┏━━
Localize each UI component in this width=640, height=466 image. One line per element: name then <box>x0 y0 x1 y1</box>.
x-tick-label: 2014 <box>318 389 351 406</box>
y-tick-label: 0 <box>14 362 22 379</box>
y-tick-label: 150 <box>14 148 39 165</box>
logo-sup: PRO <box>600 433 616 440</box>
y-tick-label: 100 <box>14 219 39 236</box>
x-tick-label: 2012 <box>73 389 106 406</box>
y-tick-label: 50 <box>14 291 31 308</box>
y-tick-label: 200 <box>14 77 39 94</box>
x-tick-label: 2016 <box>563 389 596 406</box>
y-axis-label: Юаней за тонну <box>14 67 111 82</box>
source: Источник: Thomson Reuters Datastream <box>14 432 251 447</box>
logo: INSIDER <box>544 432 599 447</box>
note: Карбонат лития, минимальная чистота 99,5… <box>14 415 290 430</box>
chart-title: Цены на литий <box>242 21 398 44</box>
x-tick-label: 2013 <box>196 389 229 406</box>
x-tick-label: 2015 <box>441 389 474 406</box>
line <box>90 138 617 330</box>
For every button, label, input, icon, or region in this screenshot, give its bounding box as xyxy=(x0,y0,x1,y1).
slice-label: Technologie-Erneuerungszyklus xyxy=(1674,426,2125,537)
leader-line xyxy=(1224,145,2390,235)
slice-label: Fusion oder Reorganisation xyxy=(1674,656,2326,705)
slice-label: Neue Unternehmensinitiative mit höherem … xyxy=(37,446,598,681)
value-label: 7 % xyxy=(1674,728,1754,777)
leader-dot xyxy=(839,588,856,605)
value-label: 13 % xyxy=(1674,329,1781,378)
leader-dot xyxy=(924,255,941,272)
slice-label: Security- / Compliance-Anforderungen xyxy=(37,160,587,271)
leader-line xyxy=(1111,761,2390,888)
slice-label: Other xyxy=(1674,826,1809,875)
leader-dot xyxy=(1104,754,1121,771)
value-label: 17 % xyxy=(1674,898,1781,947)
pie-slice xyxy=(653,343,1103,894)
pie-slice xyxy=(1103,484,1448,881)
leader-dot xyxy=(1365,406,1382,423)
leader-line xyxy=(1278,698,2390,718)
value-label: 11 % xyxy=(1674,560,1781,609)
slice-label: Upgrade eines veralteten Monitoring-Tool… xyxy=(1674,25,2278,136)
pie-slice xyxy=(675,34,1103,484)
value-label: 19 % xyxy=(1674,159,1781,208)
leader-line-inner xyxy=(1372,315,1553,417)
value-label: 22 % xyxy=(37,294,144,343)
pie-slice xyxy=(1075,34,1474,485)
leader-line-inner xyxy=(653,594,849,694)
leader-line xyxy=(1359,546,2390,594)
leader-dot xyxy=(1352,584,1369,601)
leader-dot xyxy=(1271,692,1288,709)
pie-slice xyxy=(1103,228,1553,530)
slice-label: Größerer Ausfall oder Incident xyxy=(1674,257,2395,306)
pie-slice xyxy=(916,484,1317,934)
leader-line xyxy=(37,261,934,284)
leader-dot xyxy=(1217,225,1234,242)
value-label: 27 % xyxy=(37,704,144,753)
┗━━
• DO THIS: Reproduce every line of the entries above without any change.

• RESPONSE TO THIS TASK:
Localize each UI component in this width=640, height=466 image. One line per element: name then <box>x0 y0 x1 y1</box>.
x-tick-label: 2014 <box>318 389 351 406</box>
y-tick-label: 0 <box>14 362 22 379</box>
y-tick-label: 150 <box>14 148 39 165</box>
logo-sup: PRO <box>600 433 616 440</box>
y-tick-label: 100 <box>14 219 39 236</box>
x-tick-label: 2012 <box>73 389 106 406</box>
y-tick-label: 50 <box>14 291 31 308</box>
y-tick-label: 200 <box>14 77 39 94</box>
x-tick-label: 2016 <box>563 389 596 406</box>
y-axis-label: Юаней за тонну <box>14 67 111 82</box>
source: Источник: Thomson Reuters Datastream <box>14 432 251 447</box>
logo: INSIDER <box>544 432 599 447</box>
note: Карбонат лития, минимальная чистота 99,5… <box>14 415 290 430</box>
chart-title: Цены на литий <box>242 21 398 44</box>
x-tick-label: 2013 <box>196 389 229 406</box>
x-tick-label: 2015 <box>441 389 474 406</box>
line <box>90 138 617 330</box>
For every button, label, input, icon, or region in this screenshot, give its bounding box as xyxy=(x0,y0,x1,y1).
slice-label: Technologie-Erneuerungszyklus xyxy=(1674,426,2125,537)
leader-line xyxy=(1224,145,2390,235)
slice-label: Fusion oder Reorganisation xyxy=(1674,656,2326,705)
slice-label: Neue Unternehmensinitiative mit höherem … xyxy=(37,446,598,681)
value-label: 7 % xyxy=(1674,728,1754,777)
leader-dot xyxy=(839,588,856,605)
value-label: 13 % xyxy=(1674,329,1781,378)
leader-dot xyxy=(924,255,941,272)
slice-label: Security- / Compliance-Anforderungen xyxy=(37,160,587,271)
leader-line xyxy=(1111,761,2390,888)
slice-label: Other xyxy=(1674,826,1809,875)
leader-dot xyxy=(1104,754,1121,771)
value-label: 17 % xyxy=(1674,898,1781,947)
pie-slice xyxy=(653,343,1103,894)
pie-slice xyxy=(1103,484,1448,881)
leader-dot xyxy=(1365,406,1382,423)
leader-line xyxy=(1278,698,2390,718)
value-label: 11 % xyxy=(1674,560,1781,609)
slice-label: Upgrade eines veralteten Monitoring-Tool… xyxy=(1674,25,2278,136)
pie-slice xyxy=(675,34,1103,484)
value-label: 19 % xyxy=(1674,159,1781,208)
leader-line-inner xyxy=(1372,315,1553,417)
value-label: 22 % xyxy=(37,294,144,343)
pie-slice xyxy=(1075,34,1474,485)
leader-line-inner xyxy=(653,594,849,694)
leader-line xyxy=(1359,546,2390,594)
leader-dot xyxy=(1352,584,1369,601)
leader-dot xyxy=(1271,692,1288,709)
pie-slice xyxy=(1103,228,1553,530)
slice-label: Größerer Ausfall oder Incident xyxy=(1674,257,2395,306)
pie-slice xyxy=(916,484,1317,934)
leader-line xyxy=(37,261,934,284)
leader-dot xyxy=(1217,225,1234,242)
value-label: 27 % xyxy=(37,704,144,753)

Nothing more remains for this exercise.